STATED TASK »
Gather every line in the listing below that contains the string "Krause", matching case exactly.

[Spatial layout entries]
* * * *
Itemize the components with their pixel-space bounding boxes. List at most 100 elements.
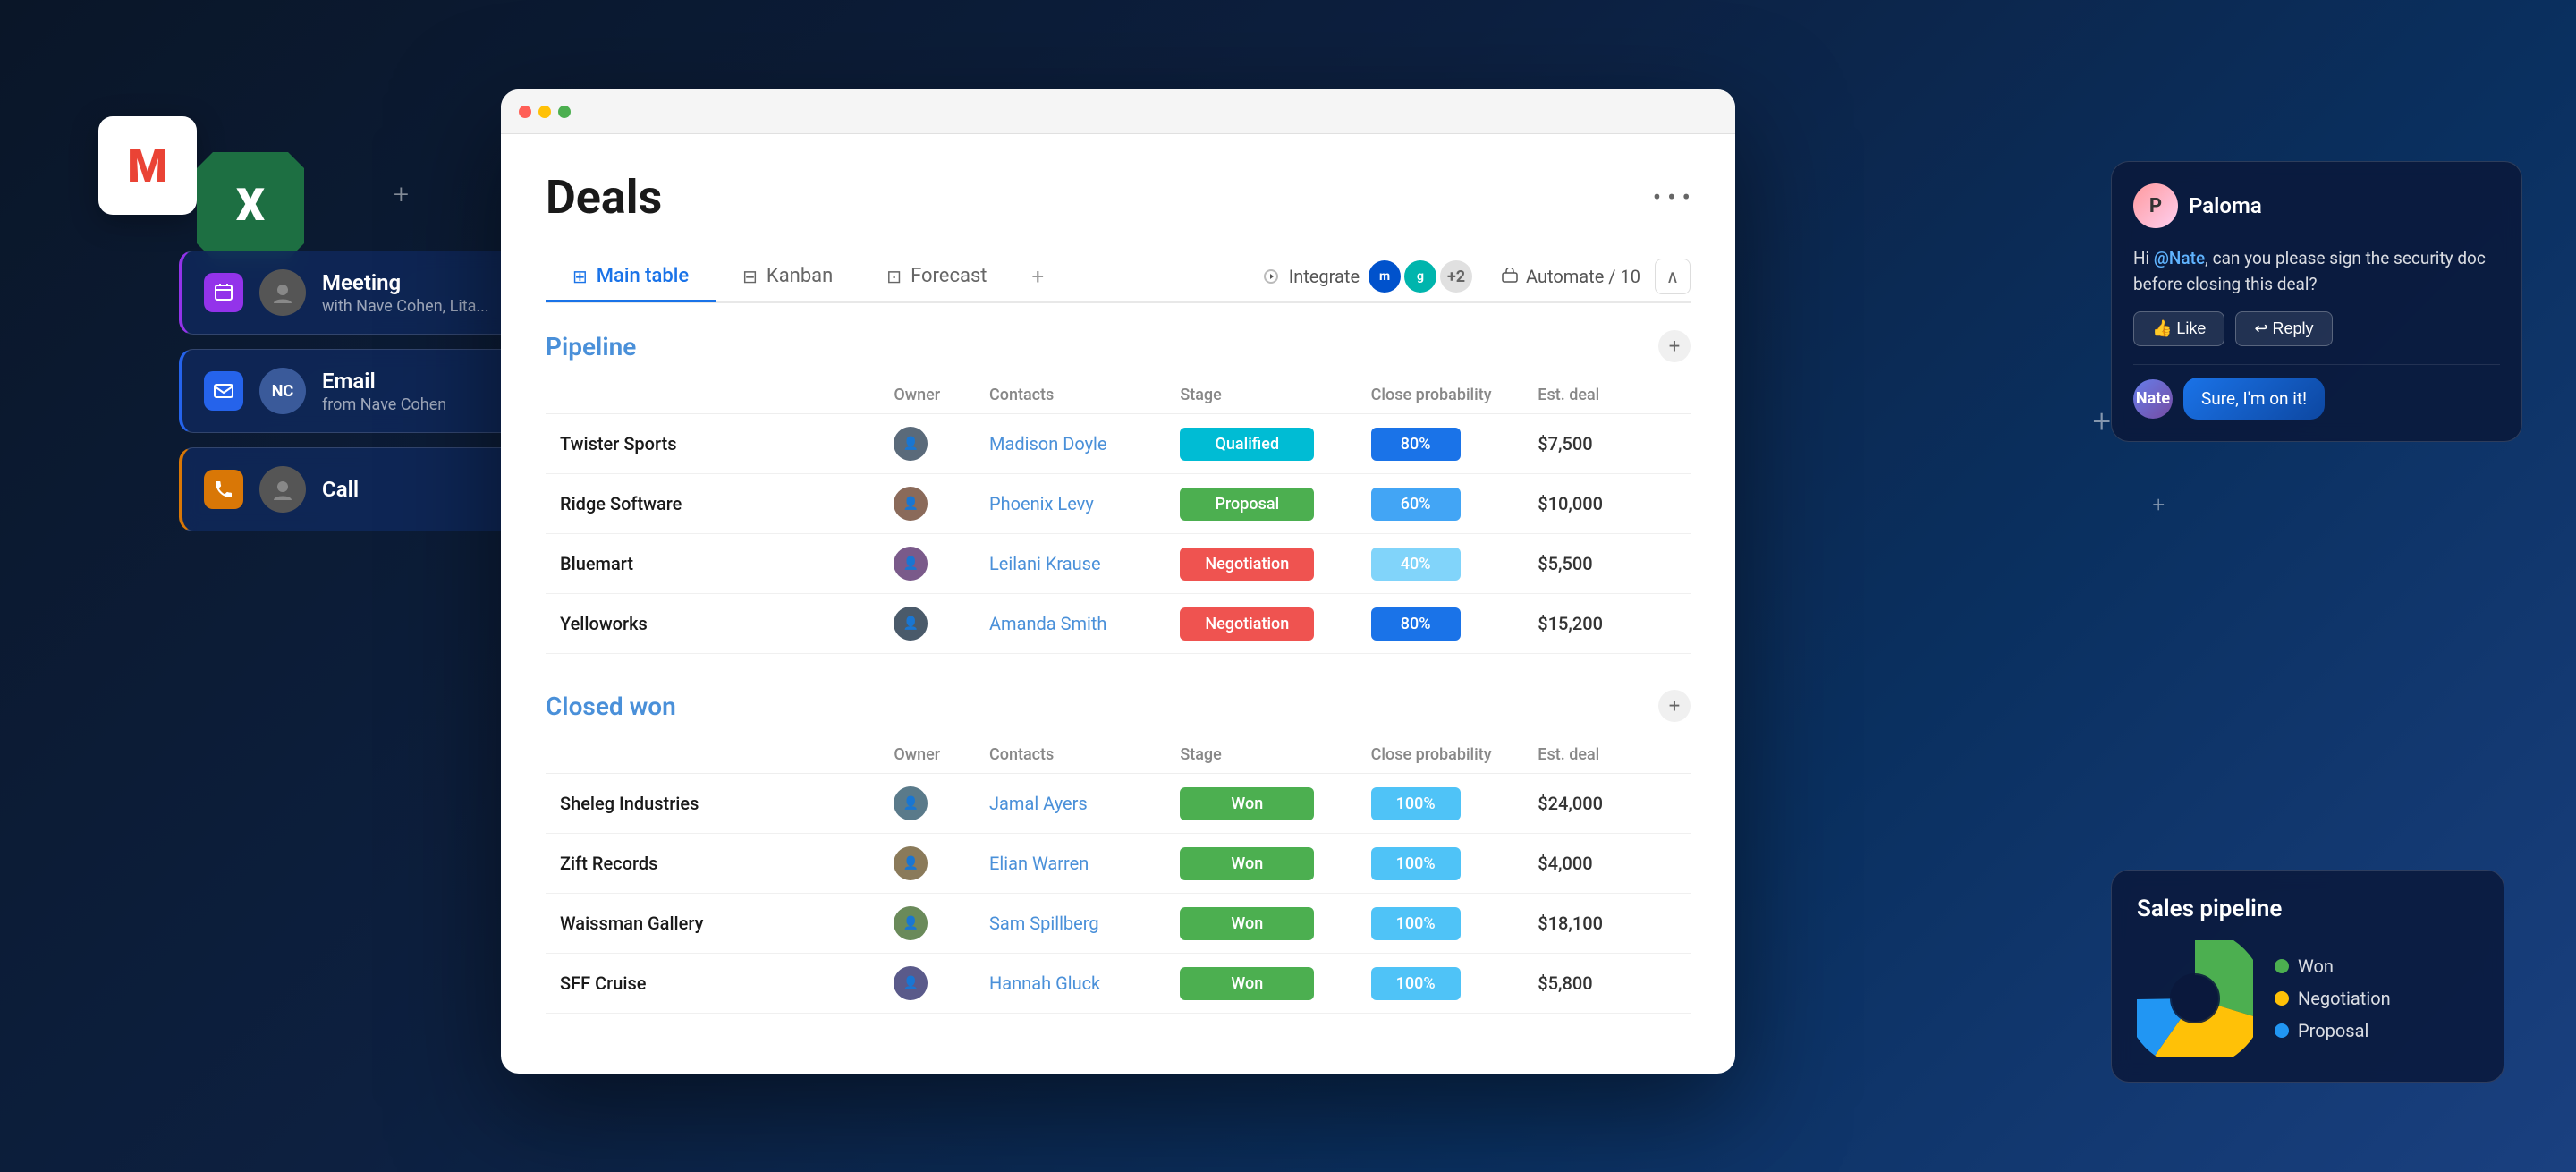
reply-bubble: Sure, I'm on it! — [2183, 378, 2325, 420]
integrate-badge-1: m — [1368, 260, 1401, 293]
closed-won-title: Closed won — [546, 692, 676, 721]
tab-main-table[interactable]: ⊞ Main table — [546, 252, 716, 302]
email-card[interactable]: NC Email from Nave Cohen — [179, 349, 555, 433]
add-tab-button[interactable]: + — [1014, 251, 1063, 301]
closed-won-add-button[interactable]: + — [1658, 690, 1690, 722]
integrate-badge-2: g — [1404, 260, 1436, 293]
collapse-button[interactable]: ∧ — [1655, 259, 1690, 294]
chat-reply-section: Nate Sure, I'm on it! — [2133, 378, 2500, 420]
titlebar-close[interactable] — [519, 106, 531, 118]
automate-button[interactable]: Automate / 10 — [1487, 257, 1655, 296]
meeting-card[interactable]: Meeting with Nave Cohen, Lita... — [179, 251, 555, 335]
table-row: Zift Records 👤 Elian Warren Won 100% $4,… — [546, 834, 1690, 894]
chat-actions: 👍 Like ↩ Reply — [2133, 311, 2500, 346]
deal-owner-avatar: 👤 — [894, 906, 928, 940]
chat-panel: P Paloma Hi @Nate, can you please sign t… — [2111, 161, 2522, 442]
deal-owner-avatar: 👤 — [894, 786, 928, 820]
chat-mention: @Nate — [2154, 248, 2205, 268]
sales-pie-chart — [2137, 940, 2253, 1057]
deal-name: Zift Records — [560, 853, 865, 874]
crm-window: Deals • • • ⊞ Main table ⊟ Kanban ⊡ Fore… — [501, 89, 1735, 1074]
table-row: Waissman Gallery 👤 Sam Spillberg Won 100… — [546, 894, 1690, 954]
sales-pipeline-widget: Sales pipeline Won Negotiation Proposal — [2111, 870, 2504, 1083]
deal-est: $4,000 — [1523, 834, 1690, 894]
main-table-icon: ⊞ — [572, 266, 588, 287]
pipeline-add-button[interactable]: + — [1658, 330, 1690, 362]
deal-owner-avatar: 👤 — [894, 966, 928, 1000]
sales-legend: Won Negotiation Proposal — [2275, 955, 2391, 1041]
col-header-owner: Owner — [879, 377, 975, 414]
closed-won-table-body: Sheleg Industries 👤 Jamal Ayers Won 100%… — [546, 774, 1690, 1014]
deal-prob: 100% — [1371, 907, 1461, 940]
table-row: Twister Sports 👤 Madison Doyle Qualified… — [546, 414, 1690, 474]
email-avatar: NC — [259, 368, 306, 414]
reply-button[interactable]: ↩ Reply — [2235, 311, 2332, 346]
deal-est: $24,000 — [1523, 774, 1690, 834]
col-header-contacts: Contacts — [975, 377, 1165, 414]
deal-owner-avatar: 👤 — [894, 846, 928, 880]
deal-prob: 100% — [1371, 787, 1461, 820]
call-icon — [204, 470, 243, 509]
col-header-name — [546, 377, 879, 414]
deal-stage: Won — [1180, 967, 1314, 1000]
col-header-stage: Stage — [1165, 377, 1356, 414]
deal-owner-avatar: 👤 — [894, 607, 928, 641]
closed-won-table-header: Owner Contacts Stage Close probability E… — [546, 736, 1690, 774]
closed-won-table: Owner Contacts Stage Close probability E… — [546, 736, 1690, 1014]
deal-contact[interactable]: Jamal Ayers — [989, 793, 1088, 814]
deal-prob: 100% — [1371, 967, 1461, 1000]
sales-pipeline-content: Won Negotiation Proposal — [2137, 940, 2479, 1057]
deal-stage: Qualified — [1180, 428, 1314, 461]
call-card[interactable]: Call — [179, 447, 555, 531]
meeting-text: Meeting with Nave Cohen, Lita... — [322, 270, 489, 316]
excel-icon-container: X — [197, 152, 304, 259]
chat-sender-name: Paloma — [2189, 193, 2262, 218]
deal-stage: Negotiation — [1180, 548, 1314, 581]
legend-dot-negotiation — [2275, 991, 2289, 1006]
chat-sender-avatar: P — [2133, 183, 2178, 228]
integrate-button[interactable]: Integrate m g +2 — [1248, 251, 1487, 301]
deal-contact[interactable]: Amanda Smith — [989, 613, 1106, 634]
titlebar-minimize[interactable] — [538, 106, 551, 118]
col-header-stage: Stage — [1165, 736, 1356, 774]
titlebar-maximize[interactable] — [558, 106, 571, 118]
deal-stage: Negotiation — [1180, 607, 1314, 641]
deal-stage: Won — [1180, 787, 1314, 820]
deal-name: Sheleg Industries — [560, 793, 865, 814]
pipeline-title: Pipeline — [546, 332, 636, 361]
chat-header: P Paloma — [2133, 183, 2500, 228]
tab-kanban[interactable]: ⊟ Kanban — [716, 252, 860, 302]
deal-stage: Won — [1180, 907, 1314, 940]
call-text: Call — [322, 477, 359, 502]
chat-divider — [2133, 364, 2500, 365]
chat-message: Hi @Nate, can you please sign the securi… — [2133, 246, 2500, 297]
legend-item-won: Won — [2275, 955, 2391, 977]
col-header-name — [546, 736, 879, 774]
deal-contact[interactable]: Leilani Krause — [989, 553, 1101, 574]
deal-contact[interactable]: Madison Doyle — [989, 433, 1107, 454]
deco-plus-4: + — [2152, 492, 2165, 517]
left-activity-panel: Meeting with Nave Cohen, Lita... NC Emai… — [179, 251, 555, 531]
deal-stage: Won — [1180, 847, 1314, 880]
deal-prob: 80% — [1371, 428, 1461, 461]
col-header-owner: Owner — [879, 736, 975, 774]
deal-stage: Proposal — [1180, 488, 1314, 521]
deal-prob: 100% — [1371, 847, 1461, 880]
email-text: Email from Nave Cohen — [322, 369, 446, 414]
deal-contact[interactable]: Hannah Gluck — [989, 972, 1100, 994]
kanban-icon: ⊟ — [742, 266, 758, 287]
table-row: Sheleg Industries 👤 Jamal Ayers Won 100%… — [546, 774, 1690, 834]
more-options-button[interactable]: • • • — [1653, 183, 1690, 212]
window-titlebar — [501, 89, 1735, 134]
legend-dot-won — [2275, 959, 2289, 973]
table-row: Bluemart 👤 Leilani Krause Negotiation 40… — [546, 534, 1690, 594]
col-header-contacts: Contacts — [975, 736, 1165, 774]
integrate-icons: m g +2 — [1368, 260, 1472, 293]
deal-name: Bluemart — [560, 553, 865, 574]
like-button[interactable]: 👍 Like — [2133, 311, 2224, 346]
deal-name: Twister Sports — [560, 433, 865, 454]
deal-contact[interactable]: Phoenix Levy — [989, 493, 1094, 514]
deal-contact[interactable]: Elian Warren — [989, 853, 1089, 874]
tab-forecast[interactable]: ⊡ Forecast — [860, 252, 1013, 302]
deal-contact[interactable]: Sam Spillberg — [989, 913, 1099, 934]
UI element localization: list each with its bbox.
* * * *
RESPONSE TO THE EXERCISE »
deal-contact[interactable]: Leilani Krause — [989, 553, 1101, 574]
table-row: Bluemart 👤 Leilani Krause Negotiation 40… — [546, 534, 1690, 594]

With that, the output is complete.